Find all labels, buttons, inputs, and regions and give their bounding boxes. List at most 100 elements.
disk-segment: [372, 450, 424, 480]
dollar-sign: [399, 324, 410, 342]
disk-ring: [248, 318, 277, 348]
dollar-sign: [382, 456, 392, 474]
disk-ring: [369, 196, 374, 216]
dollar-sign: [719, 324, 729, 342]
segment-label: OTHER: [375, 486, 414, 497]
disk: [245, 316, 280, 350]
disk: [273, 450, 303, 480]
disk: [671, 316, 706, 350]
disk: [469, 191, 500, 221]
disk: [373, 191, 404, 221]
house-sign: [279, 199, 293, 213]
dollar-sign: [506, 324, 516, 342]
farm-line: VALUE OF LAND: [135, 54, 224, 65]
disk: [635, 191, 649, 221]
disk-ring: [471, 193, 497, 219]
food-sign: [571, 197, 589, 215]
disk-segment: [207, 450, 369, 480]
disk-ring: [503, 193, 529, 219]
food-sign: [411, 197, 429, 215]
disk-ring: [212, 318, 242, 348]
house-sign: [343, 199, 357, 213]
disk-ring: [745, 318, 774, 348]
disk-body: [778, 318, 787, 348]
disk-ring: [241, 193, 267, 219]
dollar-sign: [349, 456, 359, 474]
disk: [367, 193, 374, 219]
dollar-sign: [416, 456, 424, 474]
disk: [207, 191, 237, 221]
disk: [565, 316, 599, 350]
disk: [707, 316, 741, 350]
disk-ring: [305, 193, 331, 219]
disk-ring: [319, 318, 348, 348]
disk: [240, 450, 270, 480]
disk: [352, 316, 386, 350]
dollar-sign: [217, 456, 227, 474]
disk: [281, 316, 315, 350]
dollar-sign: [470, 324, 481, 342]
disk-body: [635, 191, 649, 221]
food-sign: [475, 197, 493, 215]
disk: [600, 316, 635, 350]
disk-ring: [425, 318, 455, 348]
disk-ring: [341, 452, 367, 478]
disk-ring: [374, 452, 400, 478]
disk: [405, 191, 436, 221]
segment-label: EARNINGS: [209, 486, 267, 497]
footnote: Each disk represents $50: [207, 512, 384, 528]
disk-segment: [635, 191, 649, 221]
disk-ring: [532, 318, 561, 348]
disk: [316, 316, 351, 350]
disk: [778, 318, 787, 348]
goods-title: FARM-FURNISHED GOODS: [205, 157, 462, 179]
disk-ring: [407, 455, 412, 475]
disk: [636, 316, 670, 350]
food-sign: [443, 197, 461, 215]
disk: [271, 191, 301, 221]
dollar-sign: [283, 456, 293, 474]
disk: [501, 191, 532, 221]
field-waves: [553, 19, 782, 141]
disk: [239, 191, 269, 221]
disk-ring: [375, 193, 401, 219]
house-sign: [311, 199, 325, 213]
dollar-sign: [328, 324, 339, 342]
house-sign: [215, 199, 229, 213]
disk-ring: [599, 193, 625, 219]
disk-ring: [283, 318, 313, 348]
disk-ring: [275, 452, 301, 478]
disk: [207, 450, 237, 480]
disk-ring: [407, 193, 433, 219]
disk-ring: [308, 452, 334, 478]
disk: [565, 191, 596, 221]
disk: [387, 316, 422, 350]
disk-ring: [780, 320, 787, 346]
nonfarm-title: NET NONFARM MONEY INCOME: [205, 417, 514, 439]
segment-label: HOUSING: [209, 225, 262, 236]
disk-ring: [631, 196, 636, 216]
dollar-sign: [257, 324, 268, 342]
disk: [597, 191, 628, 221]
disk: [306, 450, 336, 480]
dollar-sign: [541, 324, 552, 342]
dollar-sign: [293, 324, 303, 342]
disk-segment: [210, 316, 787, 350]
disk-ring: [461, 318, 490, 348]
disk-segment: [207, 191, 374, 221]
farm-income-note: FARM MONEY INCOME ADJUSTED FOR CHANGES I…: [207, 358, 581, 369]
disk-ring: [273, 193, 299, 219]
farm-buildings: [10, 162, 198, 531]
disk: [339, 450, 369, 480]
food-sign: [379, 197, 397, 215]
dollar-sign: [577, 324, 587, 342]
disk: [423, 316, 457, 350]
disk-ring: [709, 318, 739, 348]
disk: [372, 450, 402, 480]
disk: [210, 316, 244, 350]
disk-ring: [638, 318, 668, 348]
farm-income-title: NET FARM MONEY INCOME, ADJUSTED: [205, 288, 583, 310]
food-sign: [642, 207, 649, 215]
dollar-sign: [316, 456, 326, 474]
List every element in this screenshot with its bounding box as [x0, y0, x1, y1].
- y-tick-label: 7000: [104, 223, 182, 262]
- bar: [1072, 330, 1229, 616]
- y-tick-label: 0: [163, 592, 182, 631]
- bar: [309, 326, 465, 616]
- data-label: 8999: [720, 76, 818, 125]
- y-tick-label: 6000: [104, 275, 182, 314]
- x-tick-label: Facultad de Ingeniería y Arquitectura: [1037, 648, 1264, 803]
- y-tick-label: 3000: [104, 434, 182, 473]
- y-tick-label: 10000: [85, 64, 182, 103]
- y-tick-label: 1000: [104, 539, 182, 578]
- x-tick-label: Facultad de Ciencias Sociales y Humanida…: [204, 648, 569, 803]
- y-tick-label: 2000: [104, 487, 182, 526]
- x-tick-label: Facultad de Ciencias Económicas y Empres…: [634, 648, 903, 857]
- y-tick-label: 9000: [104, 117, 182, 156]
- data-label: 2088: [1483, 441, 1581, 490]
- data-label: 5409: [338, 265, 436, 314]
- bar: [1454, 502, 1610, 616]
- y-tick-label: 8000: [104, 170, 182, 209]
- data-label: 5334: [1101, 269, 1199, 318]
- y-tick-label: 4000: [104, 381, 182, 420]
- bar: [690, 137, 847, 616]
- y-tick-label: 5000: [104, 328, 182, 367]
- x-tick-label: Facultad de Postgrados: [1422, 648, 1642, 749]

—————

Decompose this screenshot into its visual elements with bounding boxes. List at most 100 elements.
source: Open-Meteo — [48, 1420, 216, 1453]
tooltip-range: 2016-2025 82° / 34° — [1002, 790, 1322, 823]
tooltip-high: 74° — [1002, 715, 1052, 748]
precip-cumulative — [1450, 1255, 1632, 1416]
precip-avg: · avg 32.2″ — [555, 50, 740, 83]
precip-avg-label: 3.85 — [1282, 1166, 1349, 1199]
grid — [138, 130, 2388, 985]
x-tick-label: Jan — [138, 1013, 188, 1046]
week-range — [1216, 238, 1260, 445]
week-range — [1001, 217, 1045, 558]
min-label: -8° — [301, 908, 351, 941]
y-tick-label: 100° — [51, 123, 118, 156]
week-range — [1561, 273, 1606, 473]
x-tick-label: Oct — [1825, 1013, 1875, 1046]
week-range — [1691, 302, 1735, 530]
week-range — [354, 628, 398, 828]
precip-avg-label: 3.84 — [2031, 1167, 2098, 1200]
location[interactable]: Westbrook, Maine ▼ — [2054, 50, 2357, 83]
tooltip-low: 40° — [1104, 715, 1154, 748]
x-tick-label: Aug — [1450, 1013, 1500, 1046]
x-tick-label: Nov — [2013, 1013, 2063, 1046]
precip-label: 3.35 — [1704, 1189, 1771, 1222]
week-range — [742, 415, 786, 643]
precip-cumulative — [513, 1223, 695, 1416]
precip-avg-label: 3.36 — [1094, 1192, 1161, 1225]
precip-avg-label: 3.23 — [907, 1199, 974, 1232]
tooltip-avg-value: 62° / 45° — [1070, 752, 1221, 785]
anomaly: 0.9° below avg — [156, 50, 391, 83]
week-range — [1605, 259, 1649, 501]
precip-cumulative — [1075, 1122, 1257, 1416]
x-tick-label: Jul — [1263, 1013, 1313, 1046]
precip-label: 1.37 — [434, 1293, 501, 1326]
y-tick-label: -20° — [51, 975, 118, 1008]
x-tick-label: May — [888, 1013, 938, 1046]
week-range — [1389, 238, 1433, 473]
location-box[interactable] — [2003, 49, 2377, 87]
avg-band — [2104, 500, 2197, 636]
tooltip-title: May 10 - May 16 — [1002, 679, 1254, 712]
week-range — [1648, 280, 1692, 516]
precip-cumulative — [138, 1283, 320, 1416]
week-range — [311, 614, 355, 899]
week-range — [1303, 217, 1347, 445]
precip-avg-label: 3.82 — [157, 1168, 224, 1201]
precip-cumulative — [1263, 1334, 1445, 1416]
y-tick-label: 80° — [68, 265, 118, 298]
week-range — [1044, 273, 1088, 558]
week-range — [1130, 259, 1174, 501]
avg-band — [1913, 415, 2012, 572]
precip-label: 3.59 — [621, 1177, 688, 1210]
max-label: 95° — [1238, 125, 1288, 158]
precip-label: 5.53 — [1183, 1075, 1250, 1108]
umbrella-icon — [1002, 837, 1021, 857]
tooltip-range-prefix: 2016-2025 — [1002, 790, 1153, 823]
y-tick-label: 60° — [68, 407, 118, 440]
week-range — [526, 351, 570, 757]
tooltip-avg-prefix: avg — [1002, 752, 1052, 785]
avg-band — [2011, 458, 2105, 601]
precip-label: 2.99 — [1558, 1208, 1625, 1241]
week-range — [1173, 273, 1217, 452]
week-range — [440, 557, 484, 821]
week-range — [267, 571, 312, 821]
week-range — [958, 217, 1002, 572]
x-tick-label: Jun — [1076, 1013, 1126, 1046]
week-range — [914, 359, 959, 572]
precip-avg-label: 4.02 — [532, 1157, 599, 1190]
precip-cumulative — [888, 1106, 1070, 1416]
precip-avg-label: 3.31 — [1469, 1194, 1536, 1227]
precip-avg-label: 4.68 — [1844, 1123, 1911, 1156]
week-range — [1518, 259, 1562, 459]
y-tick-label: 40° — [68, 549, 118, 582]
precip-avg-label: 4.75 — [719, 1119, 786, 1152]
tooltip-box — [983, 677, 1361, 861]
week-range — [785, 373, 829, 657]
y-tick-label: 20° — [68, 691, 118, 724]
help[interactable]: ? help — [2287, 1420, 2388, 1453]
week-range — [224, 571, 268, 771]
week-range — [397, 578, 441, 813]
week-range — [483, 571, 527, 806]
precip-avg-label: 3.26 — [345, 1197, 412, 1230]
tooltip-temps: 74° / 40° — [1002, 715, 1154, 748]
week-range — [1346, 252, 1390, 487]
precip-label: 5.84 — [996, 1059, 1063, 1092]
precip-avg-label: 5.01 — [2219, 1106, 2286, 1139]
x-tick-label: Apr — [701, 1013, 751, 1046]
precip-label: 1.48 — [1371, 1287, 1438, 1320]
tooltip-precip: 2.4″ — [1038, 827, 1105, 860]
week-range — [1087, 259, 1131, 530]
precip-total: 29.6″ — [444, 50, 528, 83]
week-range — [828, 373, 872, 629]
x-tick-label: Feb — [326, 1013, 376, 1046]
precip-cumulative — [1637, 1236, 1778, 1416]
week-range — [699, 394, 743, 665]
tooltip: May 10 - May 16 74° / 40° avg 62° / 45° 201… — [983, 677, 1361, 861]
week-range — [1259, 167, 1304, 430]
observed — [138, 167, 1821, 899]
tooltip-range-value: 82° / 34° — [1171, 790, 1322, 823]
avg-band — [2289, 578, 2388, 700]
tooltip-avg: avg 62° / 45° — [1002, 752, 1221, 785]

—————

[WHAT IS ASKED]:
Reproduce verbatim the lines of the items, starting at the line that contains "Find all labels, buttons, inputs, and" and ending at the line that contains "disk: [245, 316, 280, 350]", with both of those lines included.

[EXERCISE RESULT]:
Find all labels, buttons, inputs, and regions and give their bounding boxes. List at most 100 elements.
disk-segment: [372, 450, 424, 480]
dollar-sign: [399, 324, 410, 342]
disk-ring: [248, 318, 277, 348]
dollar-sign: [382, 456, 392, 474]
disk-ring: [369, 196, 374, 216]
dollar-sign: [719, 324, 729, 342]
segment-label: OTHER: [375, 486, 414, 497]
disk: [245, 316, 280, 350]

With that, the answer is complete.